• **Task directions**
Set down the data below without change, skipping the pictures it holds.

Saved data entries
::::

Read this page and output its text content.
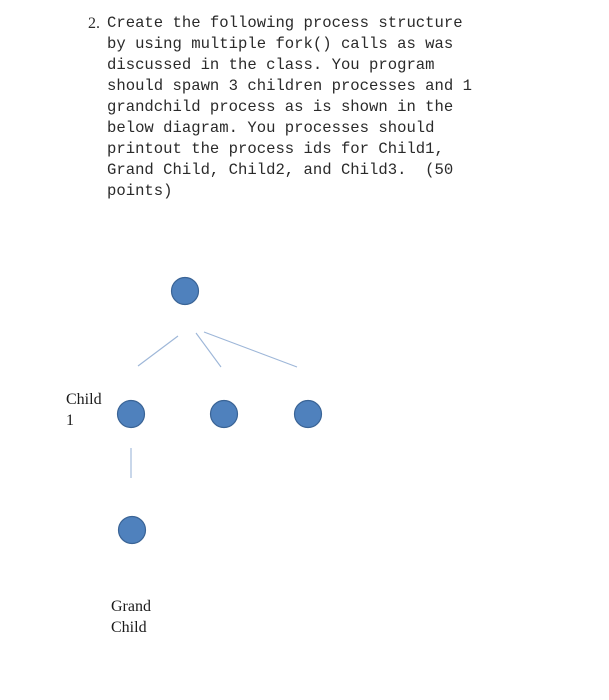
2. Create the following process structure
by using multiple fork() calls as was
discussed in the class. You program
should spawn 3 children processes and 1
grandchild process as is shown in the
below diagram. You processes should
printout the process ids for Child1,
Grand Child, Child2, and Child3.  (50
points)
Child
1
Grand
Child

::::

• **The result**
Read this page and output its text content.
2. Create the following process structure
by using multiple fork() calls as was
discussed in the class. You program
should spawn 3 children processes and 1
grandchild process as is shown in the
below diagram. You processes should
printout the process ids for Child1,
Grand Child, Child2, and Child3.  (50
points)
Child
1
Grand
Child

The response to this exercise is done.